Do this:
Make an exact copy of the entries, and keep any pictures out of it.

#### Extracted material ####

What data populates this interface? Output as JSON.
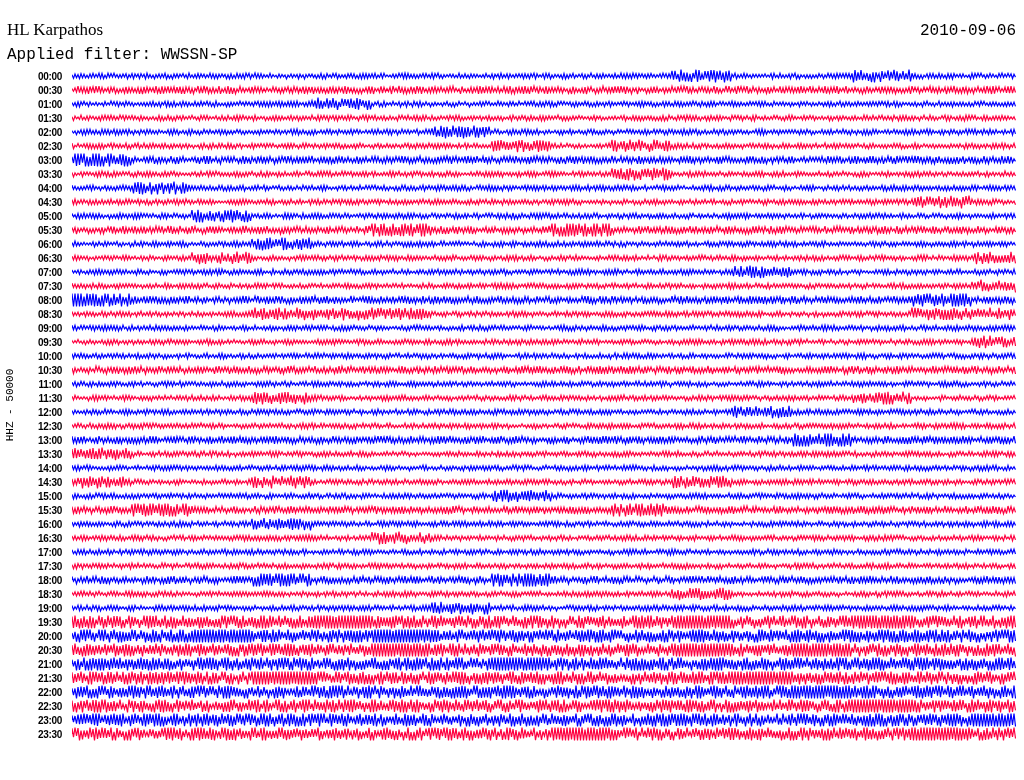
{
  "header": {
    "station": "HL Karpathos",
    "date": "2010-09-06",
    "filter": "Applied filter: WWSSN-SP"
  },
  "helicorder": {
    "ylabel": "HHZ - 50000",
    "rows": [
      {
        "time": "00:00",
        "color": "#0000ff"
      },
      {
        "time": "00:30",
        "color": "#ff0040"
      },
      {
        "time": "01:00",
        "color": "#0000ff"
      },
      {
        "time": "01:30",
        "color": "#ff0040"
      },
      {
        "time": "02:00",
        "color": "#0000ff"
      },
      {
        "time": "02:30",
        "color": "#ff0040"
      },
      {
        "time": "03:00",
        "color": "#0000ff"
      },
      {
        "time": "03:30",
        "color": "#ff0040"
      },
      {
        "time": "04:00",
        "color": "#0000ff"
      },
      {
        "time": "04:30",
        "color": "#ff0040"
      },
      {
        "time": "05:00",
        "color": "#0000ff"
      },
      {
        "time": "05:30",
        "color": "#ff0040"
      },
      {
        "time": "06:00",
        "color": "#0000ff"
      },
      {
        "time": "06:30",
        "color": "#ff0040"
      },
      {
        "time": "07:00",
        "color": "#0000ff"
      },
      {
        "time": "07:30",
        "color": "#ff0040"
      },
      {
        "time": "08:00",
        "color": "#0000ff"
      },
      {
        "time": "08:30",
        "color": "#ff0040"
      },
      {
        "time": "09:00",
        "color": "#0000ff"
      },
      {
        "time": "09:30",
        "color": "#ff0040"
      },
      {
        "time": "10:00",
        "color": "#0000ff"
      },
      {
        "time": "10:30",
        "color": "#ff0040"
      },
      {
        "time": "11:00",
        "color": "#0000ff"
      },
      {
        "time": "11:30",
        "color": "#ff0040"
      },
      {
        "time": "12:00",
        "color": "#0000ff"
      },
      {
        "time": "12:30",
        "color": "#ff0040"
      },
      {
        "time": "13:00",
        "color": "#0000ff"
      },
      {
        "time": "13:30",
        "color": "#ff0040"
      },
      {
        "time": "14:00",
        "color": "#0000ff"
      },
      {
        "time": "14:30",
        "color": "#ff0040"
      },
      {
        "time": "15:00",
        "color": "#0000ff"
      },
      {
        "time": "15:30",
        "color": "#ff0040"
      },
      {
        "time": "16:00",
        "color": "#0000ff"
      },
      {
        "time": "16:30",
        "color": "#ff0040"
      },
      {
        "time": "17:00",
        "color": "#0000ff"
      },
      {
        "time": "17:30",
        "color": "#ff0040"
      },
      {
        "time": "18:00",
        "color": "#0000ff"
      },
      {
        "time": "18:30",
        "color": "#ff0040"
      },
      {
        "time": "19:00",
        "color": "#0000ff"
      },
      {
        "time": "19:30",
        "color": "#ff0040"
      },
      {
        "time": "20:00",
        "color": "#0000ff"
      },
      {
        "time": "20:30",
        "color": "#ff0040"
      },
      {
        "time": "21:00",
        "color": "#0000ff"
      },
      {
        "time": "21:30",
        "color": "#ff0040"
      },
      {
        "time": "22:00",
        "color": "#0000ff"
      },
      {
        "time": "22:30",
        "color": "#ff0040"
      },
      {
        "time": "23:00",
        "color": "#0000ff"
      },
      {
        "time": "23:30",
        "color": "#ff0040"
      }
    ]
  }
}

####

Response to this task:
What data populates this interface? Output as JSON.
{
  "header": {
    "station": "HL Karpathos",
    "date": "2010-09-06",
    "filter": "Applied filter: WWSSN-SP"
  },
  "helicorder": {
    "ylabel": "HHZ - 50000",
    "rows": [
      {
        "time": "00:00",
        "color": "#0000ff"
      },
      {
        "time": "00:30",
        "color": "#ff0040"
      },
      {
        "time": "01:00",
        "color": "#0000ff"
      },
      {
        "time": "01:30",
        "color": "#ff0040"
      },
      {
        "time": "02:00",
        "color": "#0000ff"
      },
      {
        "time": "02:30",
        "color": "#ff0040"
      },
      {
        "time": "03:00",
        "color": "#0000ff"
      },
      {
        "time": "03:30",
        "color": "#ff0040"
      },
      {
        "time": "04:00",
        "color": "#0000ff"
      },
      {
        "time": "04:30",
        "color": "#ff0040"
      },
      {
        "time": "05:00",
        "color": "#0000ff"
      },
      {
        "time": "05:30",
        "color": "#ff0040"
      },
      {
        "time": "06:00",
        "color": "#0000ff"
      },
      {
        "time": "06:30",
        "color": "#ff0040"
      },
      {
        "time": "07:00",
        "color": "#0000ff"
      },
      {
        "time": "07:30",
        "color": "#ff0040"
      },
      {
        "time": "08:00",
        "color": "#0000ff"
      },
      {
        "time": "08:30",
        "color": "#ff0040"
      },
      {
        "time": "09:00",
        "color": "#0000ff"
      },
      {
        "time": "09:30",
        "color": "#ff0040"
      },
      {
        "time": "10:00",
        "color": "#0000ff"
      },
      {
        "time": "10:30",
        "color": "#ff0040"
      },
      {
        "time": "11:00",
        "color": "#0000ff"
      },
      {
        "time": "11:30",
        "color": "#ff0040"
      },
      {
        "time": "12:00",
        "color": "#0000ff"
      },
      {
        "time": "12:30",
        "color": "#ff0040"
      },
      {
        "time": "13:00",
        "color": "#0000ff"
      },
      {
        "time": "13:30",
        "color": "#ff0040"
      },
      {
        "time": "14:00",
        "color": "#0000ff"
      },
      {
        "time": "14:30",
        "color": "#ff0040"
      },
      {
        "time": "15:00",
        "color": "#0000ff"
      },
      {
        "time": "15:30",
        "color": "#ff0040"
      },
      {
        "time": "16:00",
        "color": "#0000ff"
      },
      {
        "time": "16:30",
        "color": "#ff0040"
      },
      {
        "time": "17:00",
        "color": "#0000ff"
      },
      {
        "time": "17:30",
        "color": "#ff0040"
      },
      {
        "time": "18:00",
        "color": "#0000ff"
      },
      {
        "time": "18:30",
        "color": "#ff0040"
      },
      {
        "time": "19:00",
        "color": "#0000ff"
      },
      {
        "time": "19:30",
        "color": "#ff0040"
      },
      {
        "time": "20:00",
        "color": "#0000ff"
      },
      {
        "time": "20:30",
        "color": "#ff0040"
      },
      {
        "time": "21:00",
        "color": "#0000ff"
      },
      {
        "time": "21:30",
        "color": "#ff0040"
      },
      {
        "time": "22:00",
        "color": "#0000ff"
      },
      {
        "time": "22:30",
        "color": "#ff0040"
      },
      {
        "time": "23:00",
        "color": "#0000ff"
      },
      {
        "time": "23:30",
        "color": "#ff0040"
      }
    ]
  }
}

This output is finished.